- **Directive**: Pictures do not belong in the copy; transcribe everything else in the records exactly.

Collected data:
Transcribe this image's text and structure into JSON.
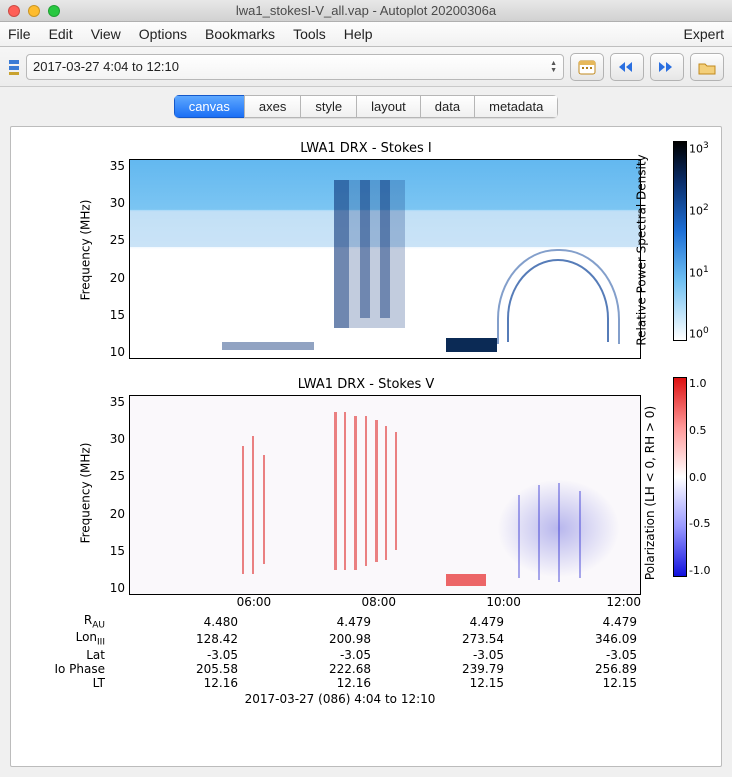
{
  "window": {
    "title": "lwa1_stokesI-V_all.vap - Autoplot 20200306a"
  },
  "menu": {
    "file": "File",
    "edit": "Edit",
    "view": "View",
    "options": "Options",
    "bookmarks": "Bookmarks",
    "tools": "Tools",
    "help": "Help",
    "expert": "Expert"
  },
  "toolbar": {
    "timerange_value": "2017-03-27 4:04 to 12:10"
  },
  "tabs": {
    "canvas": "canvas",
    "axes": "axes",
    "style": "style",
    "layout": "layout",
    "data": "data",
    "metadata": "metadata",
    "active": "canvas"
  },
  "chart_data": [
    {
      "type": "heatmap",
      "title": "LWA1 DRX - Stokes I",
      "ylabel": "Frequency (MHz)",
      "ylim": [
        10,
        38
      ],
      "yticks": [
        10,
        15,
        20,
        25,
        30,
        35
      ],
      "xlabel": "",
      "colorbar": {
        "label": "Relative Power Spectral Density",
        "ticks": [
          "10^3",
          "10^2",
          "10^1",
          "10^0"
        ],
        "scale": "log"
      }
    },
    {
      "type": "heatmap",
      "title": "LWA1 DRX - Stokes V",
      "ylabel": "Frequency (MHz)",
      "ylim": [
        10,
        38
      ],
      "yticks": [
        10,
        15,
        20,
        25,
        30,
        35
      ],
      "xlabel": "",
      "colorbar": {
        "label": "Polarization (LH < 0, RH > 0)",
        "ticks": [
          "1.0",
          "0.5",
          "0.0",
          "-0.5",
          "-1.0"
        ],
        "range": [
          -1,
          1
        ]
      }
    }
  ],
  "xaxis": {
    "times": [
      "06:00",
      "08:00",
      "10:00",
      "12:00"
    ],
    "ephemeris_rows": [
      {
        "label": "R_AU",
        "values": [
          "4.480",
          "4.479",
          "4.479",
          "4.479"
        ]
      },
      {
        "label": "Lon_III",
        "values": [
          "128.42",
          "200.98",
          "273.54",
          "346.09"
        ]
      },
      {
        "label": "Lat",
        "values": [
          "-3.05",
          "-3.05",
          "-3.05",
          "-3.05"
        ]
      },
      {
        "label": "Io Phase",
        "values": [
          "205.58",
          "222.68",
          "239.79",
          "256.89"
        ]
      },
      {
        "label": "LT",
        "values": [
          "12.16",
          "12.16",
          "12.15",
          "12.15"
        ]
      }
    ],
    "caption": "2017-03-27 (086) 4:04 to 12:10"
  }
}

- **The completed task**:
Transcribe this image's text and structure into JSON.
{
  "window": {
    "title": "lwa1_stokesI-V_all.vap - Autoplot 20200306a"
  },
  "menu": {
    "file": "File",
    "edit": "Edit",
    "view": "View",
    "options": "Options",
    "bookmarks": "Bookmarks",
    "tools": "Tools",
    "help": "Help",
    "expert": "Expert"
  },
  "toolbar": {
    "timerange_value": "2017-03-27 4:04 to 12:10"
  },
  "tabs": {
    "canvas": "canvas",
    "axes": "axes",
    "style": "style",
    "layout": "layout",
    "data": "data",
    "metadata": "metadata",
    "active": "canvas"
  },
  "chart_data": [
    {
      "type": "heatmap",
      "title": "LWA1 DRX - Stokes I",
      "ylabel": "Frequency (MHz)",
      "ylim": [
        10,
        38
      ],
      "yticks": [
        10,
        15,
        20,
        25,
        30,
        35
      ],
      "xlabel": "",
      "colorbar": {
        "label": "Relative Power Spectral Density",
        "ticks": [
          "10^3",
          "10^2",
          "10^1",
          "10^0"
        ],
        "scale": "log"
      }
    },
    {
      "type": "heatmap",
      "title": "LWA1 DRX - Stokes V",
      "ylabel": "Frequency (MHz)",
      "ylim": [
        10,
        38
      ],
      "yticks": [
        10,
        15,
        20,
        25,
        30,
        35
      ],
      "xlabel": "",
      "colorbar": {
        "label": "Polarization (LH < 0, RH > 0)",
        "ticks": [
          "1.0",
          "0.5",
          "0.0",
          "-0.5",
          "-1.0"
        ],
        "range": [
          -1,
          1
        ]
      }
    }
  ],
  "xaxis": {
    "times": [
      "06:00",
      "08:00",
      "10:00",
      "12:00"
    ],
    "ephemeris_rows": [
      {
        "label": "R_AU",
        "values": [
          "4.480",
          "4.479",
          "4.479",
          "4.479"
        ]
      },
      {
        "label": "Lon_III",
        "values": [
          "128.42",
          "200.98",
          "273.54",
          "346.09"
        ]
      },
      {
        "label": "Lat",
        "values": [
          "-3.05",
          "-3.05",
          "-3.05",
          "-3.05"
        ]
      },
      {
        "label": "Io Phase",
        "values": [
          "205.58",
          "222.68",
          "239.79",
          "256.89"
        ]
      },
      {
        "label": "LT",
        "values": [
          "12.16",
          "12.16",
          "12.15",
          "12.15"
        ]
      }
    ],
    "caption": "2017-03-27 (086) 4:04 to 12:10"
  }
}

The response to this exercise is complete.